Saved entries:
* * *
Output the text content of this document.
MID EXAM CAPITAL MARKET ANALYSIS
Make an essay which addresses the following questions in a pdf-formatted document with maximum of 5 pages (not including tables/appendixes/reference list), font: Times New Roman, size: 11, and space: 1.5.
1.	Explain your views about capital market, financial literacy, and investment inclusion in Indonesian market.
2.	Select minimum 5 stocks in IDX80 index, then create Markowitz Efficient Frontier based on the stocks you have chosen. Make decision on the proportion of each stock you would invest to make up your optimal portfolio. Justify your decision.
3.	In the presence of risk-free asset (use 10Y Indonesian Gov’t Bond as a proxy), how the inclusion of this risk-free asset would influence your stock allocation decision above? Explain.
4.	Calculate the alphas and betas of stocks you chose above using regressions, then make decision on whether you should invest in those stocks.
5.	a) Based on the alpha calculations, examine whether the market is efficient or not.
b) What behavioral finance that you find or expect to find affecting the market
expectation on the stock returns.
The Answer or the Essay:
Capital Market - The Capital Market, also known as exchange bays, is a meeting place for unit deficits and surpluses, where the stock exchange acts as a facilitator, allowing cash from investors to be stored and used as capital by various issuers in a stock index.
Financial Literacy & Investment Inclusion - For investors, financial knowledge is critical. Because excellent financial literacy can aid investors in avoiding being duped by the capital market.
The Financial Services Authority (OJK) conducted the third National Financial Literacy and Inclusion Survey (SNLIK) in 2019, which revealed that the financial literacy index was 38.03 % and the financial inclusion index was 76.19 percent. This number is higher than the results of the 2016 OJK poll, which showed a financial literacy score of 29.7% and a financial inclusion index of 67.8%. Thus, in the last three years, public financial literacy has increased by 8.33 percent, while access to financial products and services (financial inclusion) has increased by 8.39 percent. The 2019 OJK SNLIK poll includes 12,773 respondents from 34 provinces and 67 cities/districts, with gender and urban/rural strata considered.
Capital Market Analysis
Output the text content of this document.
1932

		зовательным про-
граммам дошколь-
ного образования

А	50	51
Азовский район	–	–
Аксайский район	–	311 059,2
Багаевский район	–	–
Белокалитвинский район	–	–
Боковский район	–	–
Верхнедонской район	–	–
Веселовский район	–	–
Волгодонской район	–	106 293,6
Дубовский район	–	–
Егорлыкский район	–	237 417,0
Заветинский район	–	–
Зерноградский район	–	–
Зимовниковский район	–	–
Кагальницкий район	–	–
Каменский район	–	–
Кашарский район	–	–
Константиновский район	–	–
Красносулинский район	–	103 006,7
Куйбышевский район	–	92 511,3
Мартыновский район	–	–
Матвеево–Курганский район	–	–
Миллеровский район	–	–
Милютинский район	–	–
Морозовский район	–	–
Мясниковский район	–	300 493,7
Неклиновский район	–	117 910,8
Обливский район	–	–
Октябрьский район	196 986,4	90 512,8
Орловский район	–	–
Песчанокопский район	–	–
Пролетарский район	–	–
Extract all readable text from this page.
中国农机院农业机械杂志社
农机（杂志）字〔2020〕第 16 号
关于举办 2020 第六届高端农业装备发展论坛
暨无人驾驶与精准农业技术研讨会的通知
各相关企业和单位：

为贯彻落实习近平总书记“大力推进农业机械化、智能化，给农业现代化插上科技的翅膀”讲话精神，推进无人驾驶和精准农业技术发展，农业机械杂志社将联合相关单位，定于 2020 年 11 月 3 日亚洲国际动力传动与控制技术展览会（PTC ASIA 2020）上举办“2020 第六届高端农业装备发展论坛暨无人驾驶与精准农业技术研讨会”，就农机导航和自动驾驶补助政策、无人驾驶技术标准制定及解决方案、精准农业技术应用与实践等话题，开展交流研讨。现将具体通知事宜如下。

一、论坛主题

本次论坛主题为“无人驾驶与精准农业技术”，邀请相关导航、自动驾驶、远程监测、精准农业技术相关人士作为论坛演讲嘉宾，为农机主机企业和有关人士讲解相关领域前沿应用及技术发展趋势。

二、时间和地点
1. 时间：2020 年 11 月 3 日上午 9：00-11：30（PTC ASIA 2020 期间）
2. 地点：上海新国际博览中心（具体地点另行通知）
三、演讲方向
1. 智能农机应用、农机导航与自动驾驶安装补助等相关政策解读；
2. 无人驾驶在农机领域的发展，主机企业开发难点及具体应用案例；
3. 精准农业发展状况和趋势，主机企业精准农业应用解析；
* * *
Reproduce all the data word for word.

Response to the exercise:
Output the text content of this document.
MID EXAM CAPITAL MARKET ANALYSIS
Make an essay which addresses the following questions in a pdf-formatted document with maximum of 5 pages (not including tables/appendixes/reference list), font: Times New Roman, size: 11, and space: 1.5.
1.	Explain your views about capital market, financial literacy, and investment inclusion in Indonesian market.
2.	Select minimum 5 stocks in IDX80 index, then create Markowitz Efficient Frontier based on the stocks you have chosen. Make decision on the proportion of each stock you would invest to make up your optimal portfolio. Justify your decision.
3.	In the presence of risk-free asset (use 10Y Indonesian Gov’t Bond as a proxy), how the inclusion of this risk-free asset would influence your stock allocation decision above? Explain.
4.	Calculate the alphas and betas of stocks you chose above using regressions, then make decision on whether you should invest in those stocks.
5.	a) Based on the alpha calculations, examine whether the market is efficient or not.
b) What behavioral finance that you find or expect to find affecting the market
expectation on the stock returns.
The Answer or the Essay:
Capital Market - The Capital Market, also known as exchange bays, is a meeting place for unit deficits and surpluses, where the stock exchange acts as a facilitator, allowing cash from investors to be stored and used as capital by various issuers in a stock index.
Financial Literacy & Investment Inclusion - For investors, financial knowledge is critical. Because excellent financial literacy can aid investors in avoiding being duped by the capital market.
The Financial Services Authority (OJK) conducted the third National Financial Literacy and Inclusion Survey (SNLIK) in 2019, which revealed that the financial literacy index was 38.03 % and the financial inclusion index was 76.19 percent. This number is higher than the results of the 2016 OJK poll, which showed a financial literacy score of 29.7% and a financial inclusion index of 67.8%. Thus, in the last three years, public financial literacy has increased by 8.33 percent, while access to financial products and services (financial inclusion) has increased by 8.39 percent. The 2019 OJK SNLIK poll includes 12,773 respondents from 34 provinces and 67 cities/districts, with gender and urban/rural strata considered.
Capital Market Analysis
Output the text content of this document.
1932

		зовательным про-
граммам дошколь-
ного образования

А	50	51
Азовский район	–	–
Аксайский район	–	311 059,2
Багаевский район	–	–
Белокалитвинский район	–	–
Боковский район	–	–
Верхнедонской район	–	–
Веселовский район	–	–
Волгодонской район	–	106 293,6
Дубовский район	–	–
Егорлыкский район	–	237 417,0
Заветинский район	–	–
Зерноградский район	–	–
Зимовниковский район	–	–
Кагальницкий район	–	–
Каменский район	–	–
Кашарский район	–	–
Константиновский район	–	–
Красносулинский район	–	103 006,7
Куйбышевский район	–	92 511,3
Мартыновский район	–	–
Матвеево–Курганский район	–	–
Миллеровский район	–	–
Милютинский район	–	–
Морозовский район	–	–
Мясниковский район	–	300 493,7
Неклиновский район	–	117 910,8
Обливский район	–	–
Октябрьский район	196 986,4	90 512,8
Орловский район	–	–
Песчанокопский район	–	–
Пролетарский район	–	–
Extract all readable text from this page.
中国农机院农业机械杂志社
农机（杂志）字〔2020〕第 16 号
关于举办 2020 第六届高端农业装备发展论坛
暨无人驾驶与精准农业技术研讨会的通知
各相关企业和单位：

为贯彻落实习近平总书记“大力推进农业机械化、智能化，给农业现代化插上科技的翅膀”讲话精神，推进无人驾驶和精准农业技术发展，农业机械杂志社将联合相关单位，定于 2020 年 11 月 3 日亚洲国际动力传动与控制技术展览会（PTC ASIA 2020）上举办“2020 第六届高端农业装备发展论坛暨无人驾驶与精准农业技术研讨会”，就农机导航和自动驾驶补助政策、无人驾驶技术标准制定及解决方案、精准农业技术应用与实践等话题，开展交流研讨。现将具体通知事宜如下。

一、论坛主题

本次论坛主题为“无人驾驶与精准农业技术”，邀请相关导航、自动驾驶、远程监测、精准农业技术相关人士作为论坛演讲嘉宾，为农机主机企业和有关人士讲解相关领域前沿应用及技术发展趋势。

二、时间和地点
1. 时间：2020 年 11 月 3 日上午 9：00-11：30（PTC ASIA 2020 期间）
2. 地点：上海新国际博览中心（具体地点另行通知）
三、演讲方向
1. 智能农机应用、农机导航与自动驾驶安装补助等相关政策解读；
2. 无人驾驶在农机领域的发展，主机企业开发难点及具体应用案例；
3. 精准农业发展状况和趋势，主机企业精准农业应用解析；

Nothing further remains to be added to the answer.